[Records from a collection]
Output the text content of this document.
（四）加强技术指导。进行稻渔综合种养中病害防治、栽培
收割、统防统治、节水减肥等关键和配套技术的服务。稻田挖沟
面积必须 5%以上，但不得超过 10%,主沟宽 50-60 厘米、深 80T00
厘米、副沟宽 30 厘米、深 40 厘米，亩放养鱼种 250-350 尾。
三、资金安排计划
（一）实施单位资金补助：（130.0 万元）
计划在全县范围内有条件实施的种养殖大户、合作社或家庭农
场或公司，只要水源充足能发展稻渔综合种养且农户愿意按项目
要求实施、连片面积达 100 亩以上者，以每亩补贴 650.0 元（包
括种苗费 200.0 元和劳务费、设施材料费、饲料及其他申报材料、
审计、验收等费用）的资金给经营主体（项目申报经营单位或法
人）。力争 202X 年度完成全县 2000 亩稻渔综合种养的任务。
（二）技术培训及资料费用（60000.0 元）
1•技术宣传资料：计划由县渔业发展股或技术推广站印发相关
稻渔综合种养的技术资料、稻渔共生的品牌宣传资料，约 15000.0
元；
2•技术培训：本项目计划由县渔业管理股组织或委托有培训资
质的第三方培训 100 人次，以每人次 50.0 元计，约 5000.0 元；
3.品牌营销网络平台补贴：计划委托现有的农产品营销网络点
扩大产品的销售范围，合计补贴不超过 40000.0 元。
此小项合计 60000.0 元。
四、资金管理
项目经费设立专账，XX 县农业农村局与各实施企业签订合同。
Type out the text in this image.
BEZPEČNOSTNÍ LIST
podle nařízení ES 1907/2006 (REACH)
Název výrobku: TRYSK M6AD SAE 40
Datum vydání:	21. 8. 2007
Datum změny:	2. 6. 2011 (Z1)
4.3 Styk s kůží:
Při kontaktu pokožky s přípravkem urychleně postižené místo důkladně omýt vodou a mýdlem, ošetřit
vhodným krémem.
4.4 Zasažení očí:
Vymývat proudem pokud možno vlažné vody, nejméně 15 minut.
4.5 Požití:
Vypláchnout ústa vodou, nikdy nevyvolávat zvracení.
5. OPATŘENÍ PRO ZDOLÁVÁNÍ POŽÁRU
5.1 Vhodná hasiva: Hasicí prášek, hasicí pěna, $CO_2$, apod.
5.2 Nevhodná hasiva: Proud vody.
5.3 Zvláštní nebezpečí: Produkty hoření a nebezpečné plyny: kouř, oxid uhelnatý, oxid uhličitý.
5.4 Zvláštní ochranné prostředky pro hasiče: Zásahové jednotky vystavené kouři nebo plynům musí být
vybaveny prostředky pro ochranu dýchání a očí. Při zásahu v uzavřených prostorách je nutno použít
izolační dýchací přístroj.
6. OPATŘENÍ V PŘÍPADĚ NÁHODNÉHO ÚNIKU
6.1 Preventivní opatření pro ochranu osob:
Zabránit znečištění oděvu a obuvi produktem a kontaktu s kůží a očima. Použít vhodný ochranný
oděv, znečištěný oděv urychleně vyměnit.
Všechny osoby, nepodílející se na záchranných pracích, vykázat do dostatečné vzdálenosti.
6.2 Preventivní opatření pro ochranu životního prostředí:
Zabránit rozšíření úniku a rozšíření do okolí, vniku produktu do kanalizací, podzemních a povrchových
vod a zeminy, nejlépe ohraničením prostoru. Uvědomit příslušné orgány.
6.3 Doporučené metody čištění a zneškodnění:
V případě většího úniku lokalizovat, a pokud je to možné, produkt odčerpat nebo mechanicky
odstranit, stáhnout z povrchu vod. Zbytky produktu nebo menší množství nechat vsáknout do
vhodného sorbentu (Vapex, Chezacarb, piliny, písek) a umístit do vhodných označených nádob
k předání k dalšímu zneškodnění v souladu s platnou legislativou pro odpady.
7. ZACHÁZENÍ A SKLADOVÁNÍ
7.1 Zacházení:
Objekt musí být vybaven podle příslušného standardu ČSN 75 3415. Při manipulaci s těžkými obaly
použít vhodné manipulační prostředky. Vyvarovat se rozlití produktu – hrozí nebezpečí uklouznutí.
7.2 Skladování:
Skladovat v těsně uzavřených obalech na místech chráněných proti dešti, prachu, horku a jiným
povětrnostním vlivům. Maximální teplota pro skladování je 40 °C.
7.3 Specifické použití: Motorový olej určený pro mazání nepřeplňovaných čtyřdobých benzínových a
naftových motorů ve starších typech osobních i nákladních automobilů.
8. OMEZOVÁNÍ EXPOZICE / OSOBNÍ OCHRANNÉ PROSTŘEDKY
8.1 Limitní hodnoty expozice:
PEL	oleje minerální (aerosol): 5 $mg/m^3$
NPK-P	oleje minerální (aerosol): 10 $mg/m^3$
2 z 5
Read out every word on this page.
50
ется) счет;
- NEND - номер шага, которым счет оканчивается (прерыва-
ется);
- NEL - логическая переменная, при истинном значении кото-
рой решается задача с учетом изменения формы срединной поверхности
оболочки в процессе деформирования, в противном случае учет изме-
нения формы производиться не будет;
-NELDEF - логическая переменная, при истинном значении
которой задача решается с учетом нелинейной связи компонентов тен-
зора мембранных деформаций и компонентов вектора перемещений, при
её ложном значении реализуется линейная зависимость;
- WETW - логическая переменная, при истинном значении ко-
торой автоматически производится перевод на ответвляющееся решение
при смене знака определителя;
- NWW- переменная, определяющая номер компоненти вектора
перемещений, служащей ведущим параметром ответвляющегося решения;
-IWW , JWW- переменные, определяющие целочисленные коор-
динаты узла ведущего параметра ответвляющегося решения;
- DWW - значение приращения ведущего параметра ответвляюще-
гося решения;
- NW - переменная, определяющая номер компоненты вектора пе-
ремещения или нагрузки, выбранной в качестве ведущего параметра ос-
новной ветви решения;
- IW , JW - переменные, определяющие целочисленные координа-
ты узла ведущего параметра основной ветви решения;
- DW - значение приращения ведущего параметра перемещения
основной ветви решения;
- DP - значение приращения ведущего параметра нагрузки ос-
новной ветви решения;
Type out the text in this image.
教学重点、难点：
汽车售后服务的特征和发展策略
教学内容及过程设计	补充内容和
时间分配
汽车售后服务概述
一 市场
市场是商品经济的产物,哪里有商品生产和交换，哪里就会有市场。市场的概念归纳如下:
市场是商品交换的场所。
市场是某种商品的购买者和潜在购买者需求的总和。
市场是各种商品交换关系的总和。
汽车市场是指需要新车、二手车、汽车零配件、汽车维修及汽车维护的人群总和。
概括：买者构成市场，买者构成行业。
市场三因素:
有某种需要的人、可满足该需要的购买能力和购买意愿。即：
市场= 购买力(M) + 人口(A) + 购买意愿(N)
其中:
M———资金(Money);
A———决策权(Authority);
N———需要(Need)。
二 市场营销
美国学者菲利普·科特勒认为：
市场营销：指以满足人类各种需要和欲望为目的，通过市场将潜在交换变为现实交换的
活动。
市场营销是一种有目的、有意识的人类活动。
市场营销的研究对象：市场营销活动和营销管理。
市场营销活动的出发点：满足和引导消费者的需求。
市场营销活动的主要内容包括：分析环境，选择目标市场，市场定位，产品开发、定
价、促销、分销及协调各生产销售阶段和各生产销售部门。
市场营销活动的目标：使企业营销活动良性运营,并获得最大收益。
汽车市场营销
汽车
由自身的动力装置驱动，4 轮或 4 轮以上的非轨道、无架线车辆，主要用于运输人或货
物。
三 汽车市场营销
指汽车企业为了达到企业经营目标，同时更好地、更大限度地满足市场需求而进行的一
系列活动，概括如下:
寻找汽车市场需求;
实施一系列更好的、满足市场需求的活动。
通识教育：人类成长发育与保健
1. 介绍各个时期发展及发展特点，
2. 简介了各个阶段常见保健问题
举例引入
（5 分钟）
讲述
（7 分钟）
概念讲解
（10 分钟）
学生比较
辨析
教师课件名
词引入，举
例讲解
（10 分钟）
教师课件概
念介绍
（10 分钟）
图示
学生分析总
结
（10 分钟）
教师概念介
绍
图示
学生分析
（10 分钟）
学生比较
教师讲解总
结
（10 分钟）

◆ AIM
Copy out each line of the data where the string "формы" appears.

◆ TASK RESULT
рой решается задача с учетом изменения формы срединной поверхности
нения формы производиться не будет;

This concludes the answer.